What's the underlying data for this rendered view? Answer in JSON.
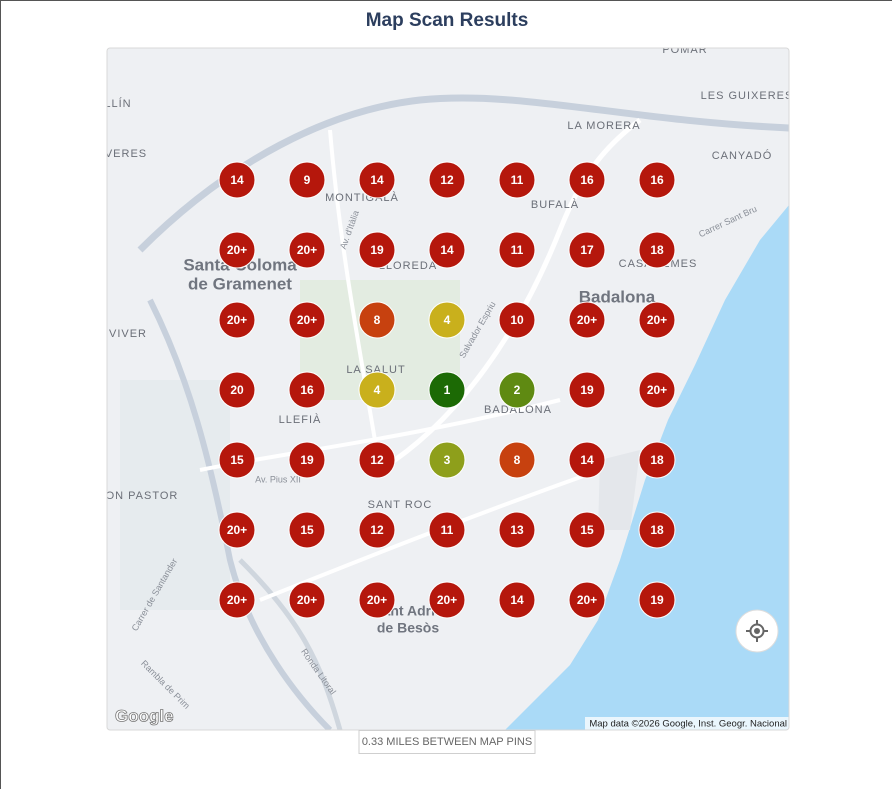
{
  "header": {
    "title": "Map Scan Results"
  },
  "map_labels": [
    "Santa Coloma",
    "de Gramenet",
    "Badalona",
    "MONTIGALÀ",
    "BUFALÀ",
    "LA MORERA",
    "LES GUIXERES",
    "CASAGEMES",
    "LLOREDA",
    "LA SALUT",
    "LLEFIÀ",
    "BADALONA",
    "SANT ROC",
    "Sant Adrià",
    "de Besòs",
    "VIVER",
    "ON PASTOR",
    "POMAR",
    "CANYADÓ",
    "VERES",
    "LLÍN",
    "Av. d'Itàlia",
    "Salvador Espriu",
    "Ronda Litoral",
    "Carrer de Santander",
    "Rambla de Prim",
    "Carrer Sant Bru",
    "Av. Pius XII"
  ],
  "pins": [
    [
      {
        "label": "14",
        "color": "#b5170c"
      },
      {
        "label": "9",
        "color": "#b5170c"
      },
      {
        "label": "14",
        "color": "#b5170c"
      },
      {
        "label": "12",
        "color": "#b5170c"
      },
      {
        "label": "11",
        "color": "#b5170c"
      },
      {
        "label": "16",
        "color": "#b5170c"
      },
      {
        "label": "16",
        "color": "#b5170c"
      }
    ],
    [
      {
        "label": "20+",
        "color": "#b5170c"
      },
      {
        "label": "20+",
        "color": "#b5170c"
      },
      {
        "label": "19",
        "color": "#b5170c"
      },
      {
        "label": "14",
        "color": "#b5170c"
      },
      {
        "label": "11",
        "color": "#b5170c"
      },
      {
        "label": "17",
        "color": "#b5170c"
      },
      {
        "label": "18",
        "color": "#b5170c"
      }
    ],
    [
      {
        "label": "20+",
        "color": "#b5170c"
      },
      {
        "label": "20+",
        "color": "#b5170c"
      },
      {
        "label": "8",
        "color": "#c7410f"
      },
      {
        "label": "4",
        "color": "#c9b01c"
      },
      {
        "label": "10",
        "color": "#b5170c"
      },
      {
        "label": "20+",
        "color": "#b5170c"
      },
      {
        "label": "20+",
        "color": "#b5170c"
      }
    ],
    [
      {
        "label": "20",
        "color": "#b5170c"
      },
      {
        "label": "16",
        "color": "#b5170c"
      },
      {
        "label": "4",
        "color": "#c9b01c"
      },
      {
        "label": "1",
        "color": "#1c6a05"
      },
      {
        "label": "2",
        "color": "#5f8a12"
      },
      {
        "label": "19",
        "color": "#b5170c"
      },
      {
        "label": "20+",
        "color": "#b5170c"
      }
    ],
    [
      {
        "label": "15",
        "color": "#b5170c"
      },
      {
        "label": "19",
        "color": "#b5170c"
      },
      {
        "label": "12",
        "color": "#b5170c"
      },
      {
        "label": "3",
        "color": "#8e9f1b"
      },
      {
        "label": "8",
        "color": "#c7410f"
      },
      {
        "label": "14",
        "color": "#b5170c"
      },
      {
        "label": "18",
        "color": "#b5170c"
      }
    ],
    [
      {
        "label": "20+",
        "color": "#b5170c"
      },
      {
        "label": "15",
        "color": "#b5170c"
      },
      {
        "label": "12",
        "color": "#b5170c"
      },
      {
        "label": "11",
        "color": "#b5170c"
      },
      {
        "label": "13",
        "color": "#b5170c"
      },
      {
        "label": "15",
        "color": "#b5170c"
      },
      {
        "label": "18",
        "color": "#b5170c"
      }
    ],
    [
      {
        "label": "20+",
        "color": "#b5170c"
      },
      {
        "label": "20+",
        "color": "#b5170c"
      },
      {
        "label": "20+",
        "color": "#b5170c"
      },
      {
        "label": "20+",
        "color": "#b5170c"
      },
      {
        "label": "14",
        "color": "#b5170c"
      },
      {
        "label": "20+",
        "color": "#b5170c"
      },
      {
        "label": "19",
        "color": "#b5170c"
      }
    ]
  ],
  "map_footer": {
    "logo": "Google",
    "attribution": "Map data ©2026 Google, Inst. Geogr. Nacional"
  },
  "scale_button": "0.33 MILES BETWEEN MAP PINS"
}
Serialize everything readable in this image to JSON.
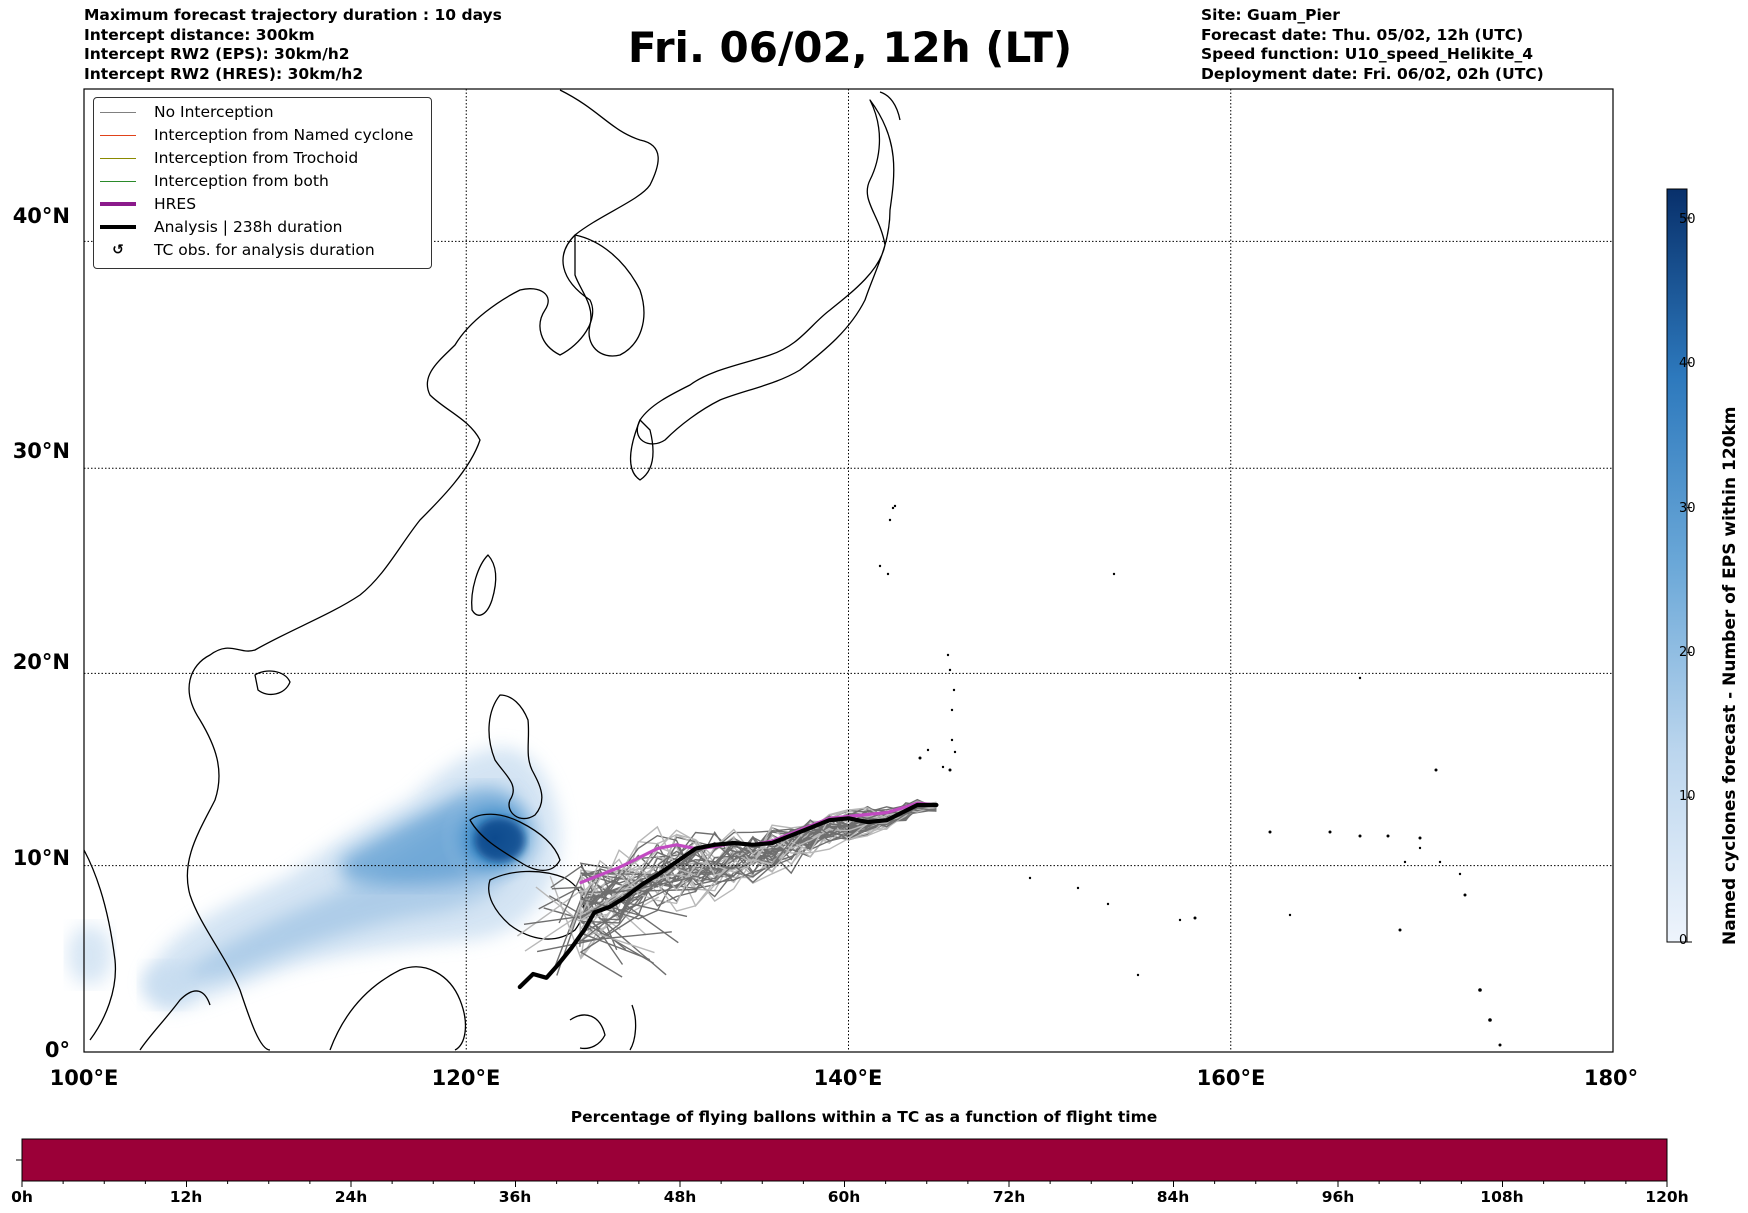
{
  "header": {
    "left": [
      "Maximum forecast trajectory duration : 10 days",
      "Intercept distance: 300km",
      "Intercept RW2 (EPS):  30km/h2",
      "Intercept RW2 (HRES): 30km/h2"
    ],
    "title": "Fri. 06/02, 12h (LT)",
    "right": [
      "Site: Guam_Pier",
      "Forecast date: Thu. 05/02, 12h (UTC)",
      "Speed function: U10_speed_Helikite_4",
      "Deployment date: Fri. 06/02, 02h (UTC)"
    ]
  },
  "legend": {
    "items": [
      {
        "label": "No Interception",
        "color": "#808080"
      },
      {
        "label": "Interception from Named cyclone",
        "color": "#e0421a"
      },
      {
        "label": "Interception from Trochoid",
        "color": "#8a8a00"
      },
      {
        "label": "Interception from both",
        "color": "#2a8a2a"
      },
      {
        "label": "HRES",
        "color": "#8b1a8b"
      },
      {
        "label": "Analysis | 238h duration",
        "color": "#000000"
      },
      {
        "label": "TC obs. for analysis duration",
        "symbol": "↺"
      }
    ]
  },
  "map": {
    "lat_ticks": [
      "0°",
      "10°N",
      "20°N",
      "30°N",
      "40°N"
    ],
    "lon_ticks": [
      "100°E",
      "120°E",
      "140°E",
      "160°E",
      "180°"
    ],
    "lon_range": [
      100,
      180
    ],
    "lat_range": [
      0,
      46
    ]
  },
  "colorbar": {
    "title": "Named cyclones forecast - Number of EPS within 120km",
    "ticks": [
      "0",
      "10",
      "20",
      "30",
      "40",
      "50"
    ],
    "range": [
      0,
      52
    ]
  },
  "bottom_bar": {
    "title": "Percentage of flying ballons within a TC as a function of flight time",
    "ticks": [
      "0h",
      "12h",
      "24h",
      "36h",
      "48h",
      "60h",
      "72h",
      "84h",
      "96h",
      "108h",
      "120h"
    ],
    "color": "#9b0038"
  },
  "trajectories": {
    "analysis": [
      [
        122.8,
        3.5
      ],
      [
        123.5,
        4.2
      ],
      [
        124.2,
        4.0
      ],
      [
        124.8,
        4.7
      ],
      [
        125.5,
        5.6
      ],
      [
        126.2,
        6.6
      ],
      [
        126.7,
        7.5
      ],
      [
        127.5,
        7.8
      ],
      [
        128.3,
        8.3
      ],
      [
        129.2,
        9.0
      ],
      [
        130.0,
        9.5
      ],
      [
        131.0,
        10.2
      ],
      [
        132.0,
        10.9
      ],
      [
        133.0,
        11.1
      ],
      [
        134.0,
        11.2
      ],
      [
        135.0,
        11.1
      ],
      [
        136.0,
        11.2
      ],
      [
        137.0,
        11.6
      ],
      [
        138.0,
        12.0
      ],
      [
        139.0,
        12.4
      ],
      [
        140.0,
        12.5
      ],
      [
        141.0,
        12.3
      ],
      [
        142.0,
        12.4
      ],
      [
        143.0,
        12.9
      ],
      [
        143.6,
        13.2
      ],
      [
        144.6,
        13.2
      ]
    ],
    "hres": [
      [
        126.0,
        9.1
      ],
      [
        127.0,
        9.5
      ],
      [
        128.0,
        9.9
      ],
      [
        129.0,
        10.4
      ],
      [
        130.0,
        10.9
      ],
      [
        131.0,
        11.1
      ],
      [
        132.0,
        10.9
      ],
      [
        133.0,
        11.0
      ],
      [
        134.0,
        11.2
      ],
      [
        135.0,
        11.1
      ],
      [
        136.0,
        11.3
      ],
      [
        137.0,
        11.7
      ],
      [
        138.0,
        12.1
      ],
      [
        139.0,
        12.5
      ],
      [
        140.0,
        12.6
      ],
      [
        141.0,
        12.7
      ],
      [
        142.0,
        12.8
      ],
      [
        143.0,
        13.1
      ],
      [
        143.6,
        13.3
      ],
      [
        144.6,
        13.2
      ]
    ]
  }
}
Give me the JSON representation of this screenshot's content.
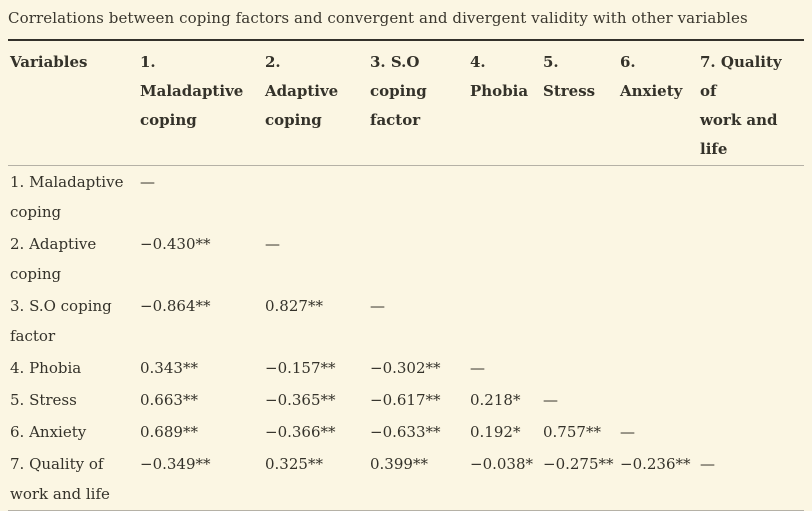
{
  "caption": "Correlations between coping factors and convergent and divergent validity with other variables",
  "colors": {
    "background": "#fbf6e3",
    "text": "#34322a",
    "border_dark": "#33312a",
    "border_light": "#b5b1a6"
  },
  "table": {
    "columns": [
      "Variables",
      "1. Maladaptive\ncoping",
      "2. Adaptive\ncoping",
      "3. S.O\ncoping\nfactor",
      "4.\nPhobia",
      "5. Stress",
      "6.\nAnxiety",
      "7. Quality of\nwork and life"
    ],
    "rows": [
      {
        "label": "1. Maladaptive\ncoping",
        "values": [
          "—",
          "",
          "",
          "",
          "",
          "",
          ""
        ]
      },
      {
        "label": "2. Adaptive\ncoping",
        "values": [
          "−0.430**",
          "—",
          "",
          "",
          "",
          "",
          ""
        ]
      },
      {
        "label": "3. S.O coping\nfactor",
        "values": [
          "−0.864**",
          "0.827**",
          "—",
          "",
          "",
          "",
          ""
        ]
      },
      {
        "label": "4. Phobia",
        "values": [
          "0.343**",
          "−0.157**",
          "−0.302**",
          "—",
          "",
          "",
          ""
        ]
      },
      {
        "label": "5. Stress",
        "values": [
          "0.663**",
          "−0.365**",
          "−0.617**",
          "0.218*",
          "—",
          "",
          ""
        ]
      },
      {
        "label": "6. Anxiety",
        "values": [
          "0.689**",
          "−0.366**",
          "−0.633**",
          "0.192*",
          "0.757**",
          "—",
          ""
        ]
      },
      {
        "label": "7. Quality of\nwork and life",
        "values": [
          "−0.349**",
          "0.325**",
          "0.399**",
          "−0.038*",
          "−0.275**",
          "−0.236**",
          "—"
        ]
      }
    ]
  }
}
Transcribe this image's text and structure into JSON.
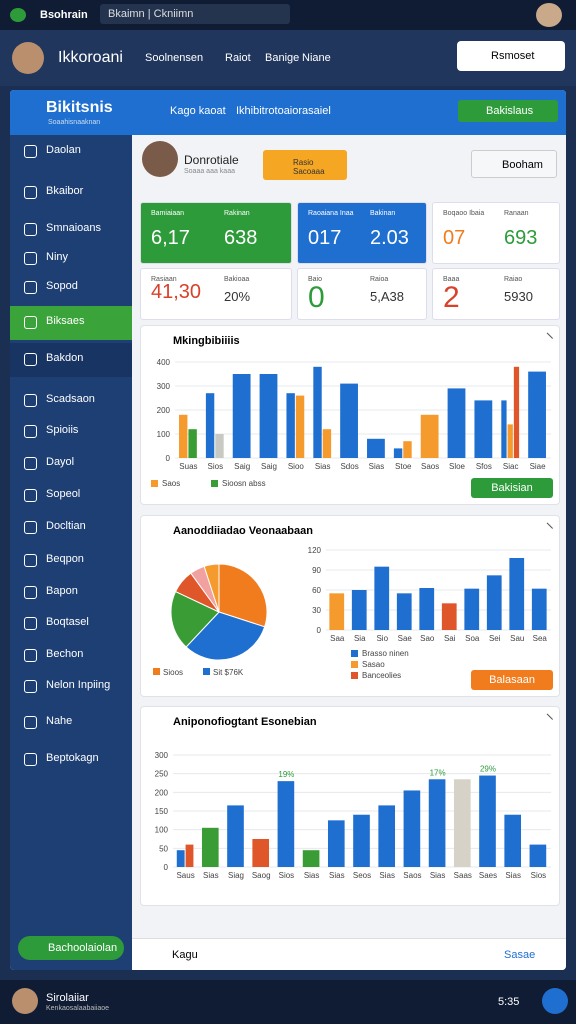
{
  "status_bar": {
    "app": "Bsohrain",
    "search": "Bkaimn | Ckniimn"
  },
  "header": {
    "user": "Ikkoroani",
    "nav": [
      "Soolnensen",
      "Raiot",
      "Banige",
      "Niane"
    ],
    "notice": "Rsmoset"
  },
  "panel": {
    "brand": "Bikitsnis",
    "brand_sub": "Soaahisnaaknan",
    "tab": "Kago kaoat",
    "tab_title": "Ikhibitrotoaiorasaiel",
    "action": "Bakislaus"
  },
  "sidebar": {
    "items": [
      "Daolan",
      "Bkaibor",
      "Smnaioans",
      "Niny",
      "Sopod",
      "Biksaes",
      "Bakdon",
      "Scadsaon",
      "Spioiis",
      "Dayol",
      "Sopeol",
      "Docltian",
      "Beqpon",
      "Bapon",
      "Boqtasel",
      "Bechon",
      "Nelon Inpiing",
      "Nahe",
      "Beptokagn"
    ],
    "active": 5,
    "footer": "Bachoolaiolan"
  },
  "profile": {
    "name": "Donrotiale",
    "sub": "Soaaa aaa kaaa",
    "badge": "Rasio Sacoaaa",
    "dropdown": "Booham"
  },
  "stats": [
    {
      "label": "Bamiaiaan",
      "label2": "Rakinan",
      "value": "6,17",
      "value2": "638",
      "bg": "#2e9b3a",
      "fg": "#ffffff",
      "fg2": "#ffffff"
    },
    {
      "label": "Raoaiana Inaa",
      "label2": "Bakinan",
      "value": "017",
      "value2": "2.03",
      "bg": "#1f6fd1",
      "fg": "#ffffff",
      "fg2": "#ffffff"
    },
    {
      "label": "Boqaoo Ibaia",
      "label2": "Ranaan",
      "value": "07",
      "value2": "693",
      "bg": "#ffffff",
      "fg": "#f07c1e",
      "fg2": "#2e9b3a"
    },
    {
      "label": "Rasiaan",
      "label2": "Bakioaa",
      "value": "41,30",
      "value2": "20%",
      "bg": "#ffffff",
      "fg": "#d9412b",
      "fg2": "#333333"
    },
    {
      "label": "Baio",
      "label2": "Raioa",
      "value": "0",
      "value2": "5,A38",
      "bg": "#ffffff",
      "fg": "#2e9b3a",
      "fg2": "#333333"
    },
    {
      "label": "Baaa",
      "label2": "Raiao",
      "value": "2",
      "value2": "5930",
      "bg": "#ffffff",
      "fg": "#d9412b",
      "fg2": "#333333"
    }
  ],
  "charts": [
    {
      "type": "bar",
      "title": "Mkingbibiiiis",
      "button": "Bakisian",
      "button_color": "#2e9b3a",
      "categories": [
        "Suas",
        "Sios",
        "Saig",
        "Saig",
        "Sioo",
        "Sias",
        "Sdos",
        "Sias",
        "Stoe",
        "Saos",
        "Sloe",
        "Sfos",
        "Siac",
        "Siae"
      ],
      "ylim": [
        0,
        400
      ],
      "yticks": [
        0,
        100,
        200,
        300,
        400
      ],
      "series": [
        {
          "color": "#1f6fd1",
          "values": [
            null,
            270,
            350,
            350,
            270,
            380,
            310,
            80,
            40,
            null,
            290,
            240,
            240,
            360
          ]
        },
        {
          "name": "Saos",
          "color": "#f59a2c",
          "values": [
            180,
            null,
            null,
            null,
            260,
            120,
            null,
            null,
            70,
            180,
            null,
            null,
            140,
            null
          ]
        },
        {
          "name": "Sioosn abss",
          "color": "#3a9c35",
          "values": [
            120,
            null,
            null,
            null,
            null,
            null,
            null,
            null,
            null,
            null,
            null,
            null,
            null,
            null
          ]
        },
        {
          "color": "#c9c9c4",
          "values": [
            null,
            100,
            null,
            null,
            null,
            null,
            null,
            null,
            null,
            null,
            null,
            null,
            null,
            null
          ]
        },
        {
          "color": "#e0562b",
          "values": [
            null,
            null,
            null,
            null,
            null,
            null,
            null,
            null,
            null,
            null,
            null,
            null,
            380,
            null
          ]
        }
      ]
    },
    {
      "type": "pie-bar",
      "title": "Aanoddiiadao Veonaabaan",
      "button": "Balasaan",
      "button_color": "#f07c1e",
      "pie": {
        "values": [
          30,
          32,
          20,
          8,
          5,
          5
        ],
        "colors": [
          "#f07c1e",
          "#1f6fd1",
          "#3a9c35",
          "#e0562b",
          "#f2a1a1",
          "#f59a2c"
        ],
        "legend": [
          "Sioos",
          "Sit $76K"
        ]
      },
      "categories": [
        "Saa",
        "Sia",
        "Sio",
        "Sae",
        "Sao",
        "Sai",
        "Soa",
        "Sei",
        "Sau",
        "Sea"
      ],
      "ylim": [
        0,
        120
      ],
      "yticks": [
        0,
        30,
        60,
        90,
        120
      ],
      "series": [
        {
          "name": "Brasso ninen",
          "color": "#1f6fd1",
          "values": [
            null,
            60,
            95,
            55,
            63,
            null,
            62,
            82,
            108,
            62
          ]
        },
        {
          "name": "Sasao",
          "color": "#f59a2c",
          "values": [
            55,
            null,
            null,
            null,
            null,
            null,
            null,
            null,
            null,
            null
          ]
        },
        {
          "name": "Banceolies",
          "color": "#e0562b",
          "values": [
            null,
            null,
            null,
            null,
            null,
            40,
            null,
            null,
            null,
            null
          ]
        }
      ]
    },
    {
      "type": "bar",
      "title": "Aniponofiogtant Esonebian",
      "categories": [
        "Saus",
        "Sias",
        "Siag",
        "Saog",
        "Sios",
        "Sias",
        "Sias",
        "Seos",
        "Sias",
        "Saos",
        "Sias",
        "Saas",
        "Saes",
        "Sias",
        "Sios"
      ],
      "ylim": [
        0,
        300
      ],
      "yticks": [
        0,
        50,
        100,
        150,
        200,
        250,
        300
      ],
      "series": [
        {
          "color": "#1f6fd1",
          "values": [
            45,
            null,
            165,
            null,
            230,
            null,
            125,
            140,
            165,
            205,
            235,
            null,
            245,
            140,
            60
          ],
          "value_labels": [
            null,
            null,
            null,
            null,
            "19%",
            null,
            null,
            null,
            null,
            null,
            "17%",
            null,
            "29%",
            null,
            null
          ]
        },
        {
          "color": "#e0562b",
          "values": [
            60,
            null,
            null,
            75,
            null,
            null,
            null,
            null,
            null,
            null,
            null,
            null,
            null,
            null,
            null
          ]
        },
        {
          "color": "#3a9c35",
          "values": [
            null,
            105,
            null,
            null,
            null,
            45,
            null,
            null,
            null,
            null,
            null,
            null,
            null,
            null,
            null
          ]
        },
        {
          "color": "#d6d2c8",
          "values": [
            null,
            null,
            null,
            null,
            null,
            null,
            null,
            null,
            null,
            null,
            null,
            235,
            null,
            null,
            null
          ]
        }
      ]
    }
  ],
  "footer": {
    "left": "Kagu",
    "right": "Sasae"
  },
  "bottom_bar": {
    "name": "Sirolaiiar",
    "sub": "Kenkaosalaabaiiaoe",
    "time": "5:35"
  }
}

□ □ □

How many of these lines contain "date"? Write only the number.

2